SELECTED EXCERPT:
————————
So I guess it tries to account for the fact it couldn't shrink the
caches despite it should have.

Regardless of what the code does and why does it, my point is that it
can't be right to have something like this:

if (shrinker->nr < 0)
shrinker->nr = LONG_MAX; /* It wrapped!
*/

right before looping shrinker->nr/SHRINK_BATCH times without any chance
of breaking the loop (and even if we break the loop when there are no
more freeable entries, such an huge "nr" setting means destroying the
icache/dcache every time).

Clearly when I heard about this deadlock, after reading the code, my
preferred point of attack is certainly the above "nr = LONG_MAX"
assumption.

> The idea in shrink_slab is that we'll scan each slab object at a rate which
> is proportional to that at which we scan each page.
>
> So shrink_slab() is passed the number of LRU pages which were just scanned,
> and the total number of LRU pages (which are pertinent to this allocation
> attempt).
————————
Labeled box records

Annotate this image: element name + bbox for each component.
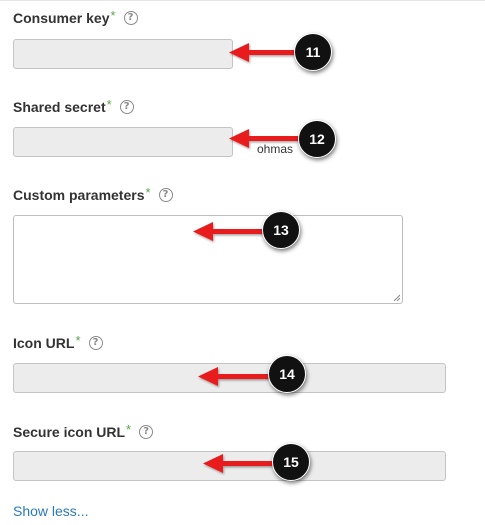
custom-parameters-label: Custom parameters — [13, 187, 145, 203]
required-asterisk: * — [75, 332, 81, 348]
show-less-link[interactable]: Show less... — [13, 503, 88, 519]
required-asterisk: * — [145, 184, 151, 200]
annotation-badge-15: 15 — [272, 443, 310, 481]
secure-icon-url-label-row: Secure icon URL * ? — [13, 421, 154, 440]
annotation-badge-12: 12 — [298, 120, 336, 158]
consumer-key-label: Consumer key — [13, 10, 110, 26]
custom-parameters-label-row: Custom parameters * ? — [13, 184, 173, 203]
arrow-left-icon — [229, 43, 296, 62]
question-circle-icon[interactable]: ? — [139, 425, 154, 439]
icon-url-label-row: Icon URL * ? — [13, 332, 103, 351]
consumer-key-input[interactable] — [13, 39, 233, 69]
question-circle-icon[interactable]: ? — [158, 188, 173, 202]
partial-hidden-text: ohmas — [257, 142, 294, 156]
required-asterisk: * — [126, 421, 132, 437]
required-asterisk: * — [110, 7, 116, 23]
top-divider — [0, 0, 485, 1]
icon-url-input[interactable] — [13, 363, 446, 393]
shared-secret-label-row: Shared secret * ? — [13, 96, 134, 115]
consumer-key-label-row: Consumer key * ? — [13, 7, 138, 26]
resize-grip-icon[interactable] — [393, 294, 400, 301]
annotation-badge-11: 11 — [294, 33, 332, 71]
required-asterisk: * — [106, 96, 112, 112]
question-circle-icon[interactable]: ? — [88, 336, 103, 350]
shared-secret-input[interactable] — [13, 127, 233, 157]
icon-url-label: Icon URL — [13, 335, 75, 351]
question-circle-icon[interactable]: ? — [123, 11, 138, 25]
secure-icon-url-label: Secure icon URL — [13, 424, 126, 440]
question-circle-icon[interactable]: ? — [119, 100, 134, 114]
custom-parameters-textarea[interactable] — [13, 215, 403, 304]
annotation-badge-14: 14 — [268, 355, 306, 393]
secure-icon-url-input[interactable] — [13, 451, 446, 481]
annotation-badge-13: 13 — [262, 211, 300, 249]
shared-secret-label: Shared secret — [13, 99, 106, 115]
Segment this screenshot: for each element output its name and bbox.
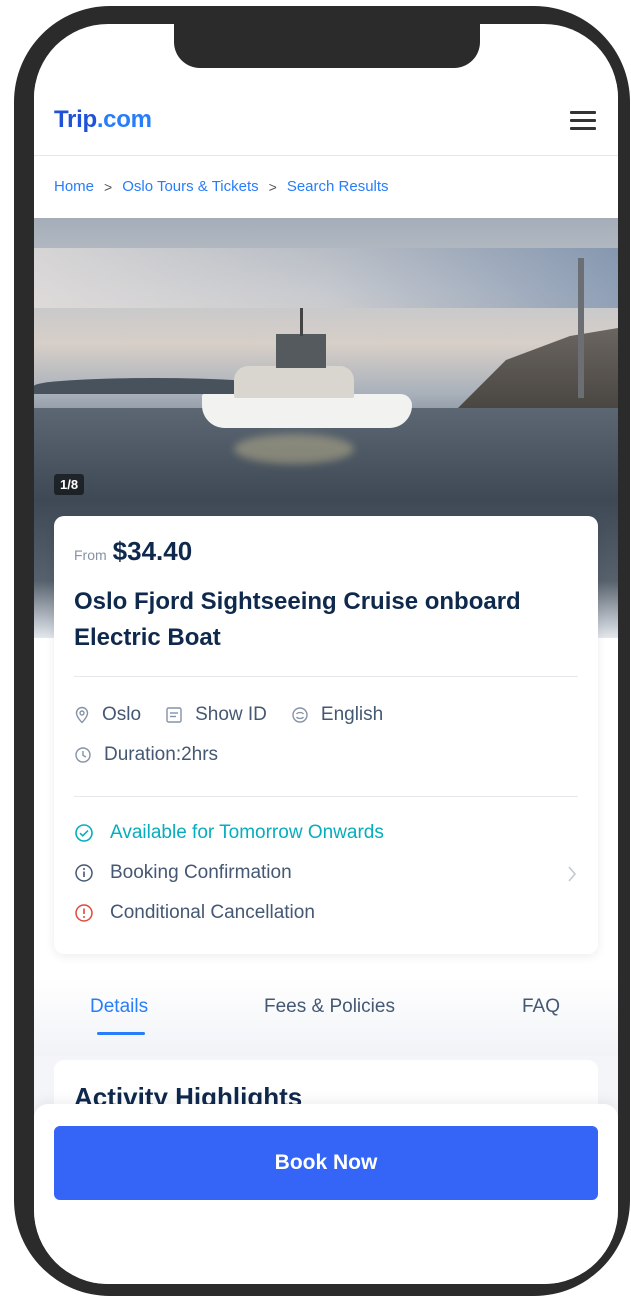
feature-availability: Available for Tomorrow Onwards — [74, 822, 384, 844]
meta-language-label: English — [320, 704, 384, 725]
clock-icon — [75, 747, 91, 763]
book-now-button[interactable]: Book Now — [54, 1126, 598, 1200]
phone-screen: Trip.com Home > Oslo Tours & Tickets > S… — [34, 24, 618, 1284]
location-pin-icon — [75, 706, 89, 724]
meta-language: English — [291, 704, 383, 726]
feature-cancellation-label: Conditional Cancellation — [110, 902, 315, 923]
meta-show-id: Show ID — [165, 704, 267, 726]
active-tab-indicator — [97, 1032, 145, 1035]
check-circle-icon — [75, 824, 93, 842]
trip-logo[interactable]: Trip.com — [54, 106, 152, 134]
meta-duration: Duration:2hrs — [74, 744, 242, 766]
divider — [74, 676, 578, 677]
info-circle-icon — [75, 864, 93, 882]
phone-notch — [174, 24, 480, 68]
breadcrumb-separator: > — [104, 178, 113, 195]
breadcrumb-separator: > — [268, 178, 277, 195]
tab-details[interactable]: Details — [90, 996, 148, 1018]
product-title: Oslo Fjord Sightseeing Cruise onboard El… — [74, 588, 521, 651]
hamburger-menu-icon[interactable] — [570, 111, 596, 131]
top-bar: Trip.com — [34, 84, 618, 156]
meta-location-label: Oslo — [102, 704, 142, 725]
chevron-right-icon[interactable] — [566, 864, 578, 884]
photo-counter: 1/8 — [54, 474, 85, 495]
feature-booking-confirmation-label: Booking Confirmation — [110, 862, 292, 883]
tab-fees-policies[interactable]: Fees & Policies — [264, 996, 395, 1018]
boat-image — [202, 394, 412, 428]
breadcrumb-home[interactable]: Home — [54, 178, 94, 195]
breadcrumb-search-results[interactable]: Search Results — [287, 178, 389, 195]
divider — [74, 796, 578, 797]
feature-cancellation[interactable]: Conditional Cancellation — [74, 902, 315, 924]
meta-show-id-label: Show ID — [195, 704, 267, 725]
duration-label: Duration:2hrs — [104, 744, 219, 765]
price-value: $34.40 — [112, 536, 193, 566]
id-card-icon — [166, 707, 182, 723]
tab-bar: Details Fees & Policies FAQ — [34, 976, 618, 1056]
meta-row: Oslo Show ID English — [74, 704, 407, 726]
product-info-card: From $34.40 Oslo Fjord Sightseeing Cruis… — [54, 516, 598, 954]
language-icon — [292, 707, 308, 723]
breadcrumb-oslo-tours[interactable]: Oslo Tours & Tickets — [122, 178, 258, 195]
meta-location: Oslo — [74, 704, 141, 726]
price-row: From $34.40 — [74, 536, 192, 567]
feature-booking-confirmation[interactable]: Booking Confirmation — [74, 862, 292, 884]
tab-faq[interactable]: FAQ — [522, 996, 560, 1018]
bottom-action-bar: Book Now — [34, 1104, 618, 1284]
logo-text-com: .com — [96, 106, 152, 133]
breadcrumb: Home > Oslo Tours & Tickets > Search Res… — [54, 178, 389, 195]
price-prefix: From — [74, 547, 107, 563]
feature-availability-label: Available for Tomorrow Onwards — [110, 822, 384, 843]
alert-circle-icon — [75, 904, 93, 922]
logo-text-trip: Trip — [54, 106, 97, 133]
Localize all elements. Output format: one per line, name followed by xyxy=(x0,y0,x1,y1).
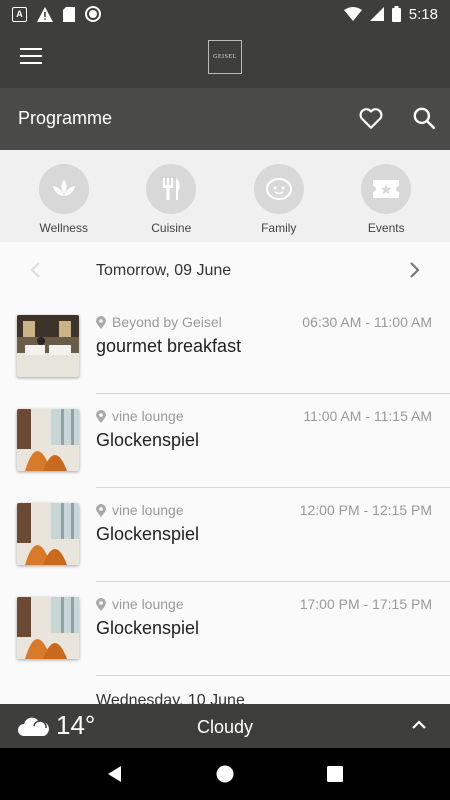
location-pin-icon xyxy=(96,597,106,611)
location-pin-icon xyxy=(96,409,106,423)
category-wellness[interactable]: Wellness xyxy=(24,150,104,242)
previous-day-arrow-icon[interactable] xyxy=(26,260,46,280)
location-pin-icon xyxy=(96,503,106,517)
lotus-icon xyxy=(38,164,89,214)
programme-list: Beyond by Geisel 06:30 AM - 11:00 AM gou… xyxy=(0,300,450,709)
weather-condition: Cloudy xyxy=(196,717,254,737)
event-location: vine lounge xyxy=(96,502,184,518)
category-label: Cuisine xyxy=(151,221,192,235)
event-time: 12:00 PM - 12:15 PM xyxy=(299,502,432,518)
glockenspiel-thumbnail xyxy=(17,597,79,659)
location-pin-icon xyxy=(96,315,106,329)
event-time: 06:30 AM - 11:00 AM xyxy=(302,314,432,330)
category-label: Wellness xyxy=(39,221,88,235)
wifi-icon xyxy=(343,7,362,21)
list-item[interactable]: vine lounge 17:00 PM - 17:15 PM Glockens… xyxy=(0,582,450,676)
category-bar: Wellness Cuisine Family Events xyxy=(0,150,450,242)
chevron-up-icon[interactable] xyxy=(410,716,428,734)
warning-icon xyxy=(37,6,53,22)
next-day-arrow-icon[interactable] xyxy=(404,260,424,280)
child-face-icon xyxy=(253,164,304,214)
date-navigation: Tomorrow, 09 June xyxy=(0,242,450,300)
event-time: 17:00 PM - 17:15 PM xyxy=(299,596,432,612)
category-family[interactable]: Family xyxy=(239,150,319,242)
signal-icon xyxy=(369,7,384,21)
home-circle-icon xyxy=(216,765,234,783)
cutlery-icon xyxy=(146,164,197,214)
category-cuisine[interactable]: Cuisine xyxy=(131,150,211,242)
back-triangle-icon xyxy=(108,766,121,782)
menu-icon[interactable] xyxy=(20,48,42,66)
clock: 5:18 xyxy=(408,5,438,23)
event-location: vine lounge xyxy=(96,596,184,612)
battery-icon xyxy=(391,6,401,22)
event-time: 11:00 AM - 11:15 AM xyxy=(303,408,432,424)
event-title: gourmet breakfast xyxy=(96,336,242,356)
event-location: Beyond by Geisel xyxy=(96,314,222,330)
current-date: Tomorrow, 09 June xyxy=(96,262,232,279)
record-icon xyxy=(85,6,101,22)
page-title: Programme xyxy=(18,108,113,128)
programme-toolbar: Programme xyxy=(0,88,450,150)
status-bar: A 5:18 xyxy=(0,0,450,28)
list-item[interactable]: vine lounge 11:00 AM - 11:15 AM Glockens… xyxy=(0,394,450,488)
breakfast-thumbnail xyxy=(17,315,79,377)
category-label: Events xyxy=(367,221,405,235)
recents-button[interactable] xyxy=(320,759,350,789)
a-icon: A xyxy=(12,6,27,22)
event-title: Glockenspiel xyxy=(96,618,200,638)
home-button[interactable] xyxy=(210,759,240,789)
heart-icon[interactable] xyxy=(358,105,384,131)
list-item[interactable]: Beyond by Geisel 06:30 AM - 11:00 AM gou… xyxy=(0,300,450,394)
recents-square-icon xyxy=(327,766,343,782)
list-item[interactable]: vine lounge 12:00 PM - 12:15 PM Glockens… xyxy=(0,488,450,582)
event-title: Glockenspiel xyxy=(96,524,200,544)
system-navigation-bar xyxy=(0,748,450,800)
category-events[interactable]: Events xyxy=(346,150,426,242)
event-title: Glockenspiel xyxy=(96,430,200,450)
app-bar: GEISEL xyxy=(0,28,450,88)
sd-card-icon xyxy=(63,6,75,22)
back-button[interactable] xyxy=(100,759,130,789)
event-location: vine lounge xyxy=(96,408,184,424)
ticket-icon xyxy=(361,164,412,214)
divider xyxy=(96,675,450,676)
category-label: Family xyxy=(261,221,297,235)
weather-bar[interactable]: 14° Cloudy xyxy=(0,704,450,748)
glockenspiel-thumbnail xyxy=(17,503,79,565)
search-icon[interactable] xyxy=(411,105,437,131)
glockenspiel-thumbnail xyxy=(17,409,79,471)
geisel-logo: GEISEL xyxy=(208,40,242,74)
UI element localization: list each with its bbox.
————————
EXERCISE TASK A:
Decide whether each statement below agrees with the shrink_slab discussion. Answer yes or no for each, and quote the words of the discussion that decide it. (i) The writer's preferred point of attack is the "nr = LONG_MAX" assumption. (ii) The loop over shrinker->nr/SHRINK_BATCH can always be broken early. (iii) According to the writer, a huge "nr" setting means destroying the icache/dcache every time.
EXERCISE TASK B:
Translate this sentence from the shrink_slab discussion into Spanish: "Clearly when I heard about this deadlock, after reading the code, my preferred point of attack is certainly the above "nr = LONG_MAX" assumption."
EXERCISE TASK C:
Reproduce the passage of the shrink_slab discussion that starts at "shrinker->nr = LONG_MAX;" and ends at "assumption.".

SOLUTION A:
(i) Yes: "my preferred point of attack is certainly the above "nr = LONG_MAX" assumption."
(ii) No: "without any chance of breaking the loop"
(iii) Yes: "such an huge "nr" setting means destroying the icache/dcache every time"

SOLUTION B:
Claramente, cuando me enteré de este interbloqueo, después de leer el código, mi punto de ataque preferido es sin duda la suposición "nr = LONG_MAX" mencionada arriba.

SOLUTION C:
shrinker->nr = LONG_MAX; /* It wrapped!
*/

right before looping shrinker->nr/SHRINK_BATCH times without any chance
of breaking the loop (and even if we break the loop when there are no
more freeable entries, such an huge "nr" setting means destroying the
icache/dcache every time).

Clearly when I heard about this deadlock, after reading the code, my
preferred point of attack is certainly the above "nr = LONG_MAX"
assumption.